> **WHAT TO DO**: All of the material should be reproduced exactly, with pictures left out.

> **DATA PROVIDED**:
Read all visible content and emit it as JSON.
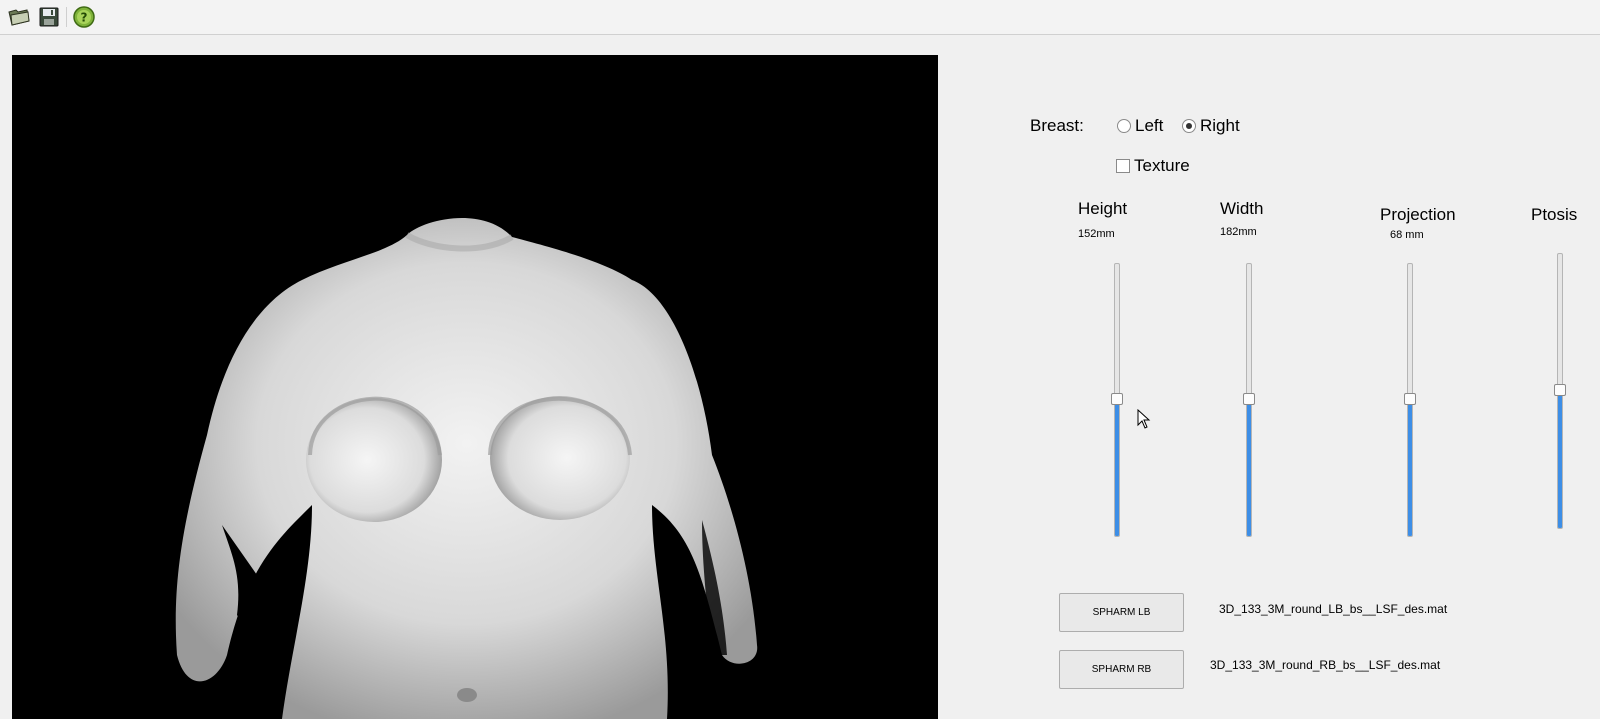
{
  "toolbar": {
    "icons": [
      "open-folder-icon",
      "save-icon",
      "help-icon"
    ]
  },
  "breast_selector": {
    "label": "Breast:",
    "options": [
      {
        "label": "Left",
        "checked": false
      },
      {
        "label": "Right",
        "checked": true
      }
    ]
  },
  "texture": {
    "label": "Texture",
    "checked": false
  },
  "sliders": [
    {
      "title": "Height",
      "value_text": "152mm",
      "level": 0.5
    },
    {
      "title": "Width",
      "value_text": "182mm",
      "level": 0.5
    },
    {
      "title": "Projection",
      "value_text": "68 mm",
      "level": 0.5
    },
    {
      "title": "Ptosis",
      "value_text": "",
      "level": 0.5
    }
  ],
  "files": [
    {
      "button_label": "SPHARM LB",
      "file_name": "3D_133_3M_round_LB_bs__LSF_des.mat"
    },
    {
      "button_label": "SPHARM RB",
      "file_name": "3D_133_3M_round_RB_bs__LSF_des.mat"
    }
  ],
  "colors": {
    "accent": "#3d8ee6",
    "viewport_bg": "#000000"
  }
}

> **FINISHED TASK**:
Read all visible content and emit it as JSON.
{
  "toolbar": {
    "icons": [
      "open-folder-icon",
      "save-icon",
      "help-icon"
    ]
  },
  "breast_selector": {
    "label": "Breast:",
    "options": [
      {
        "label": "Left",
        "checked": false
      },
      {
        "label": "Right",
        "checked": true
      }
    ]
  },
  "texture": {
    "label": "Texture",
    "checked": false
  },
  "sliders": [
    {
      "title": "Height",
      "value_text": "152mm",
      "level": 0.5
    },
    {
      "title": "Width",
      "value_text": "182mm",
      "level": 0.5
    },
    {
      "title": "Projection",
      "value_text": "68 mm",
      "level": 0.5
    },
    {
      "title": "Ptosis",
      "value_text": "",
      "level": 0.5
    }
  ],
  "files": [
    {
      "button_label": "SPHARM LB",
      "file_name": "3D_133_3M_round_LB_bs__LSF_des.mat"
    },
    {
      "button_label": "SPHARM RB",
      "file_name": "3D_133_3M_round_RB_bs__LSF_des.mat"
    }
  ],
  "colors": {
    "accent": "#3d8ee6",
    "viewport_bg": "#000000"
  }
}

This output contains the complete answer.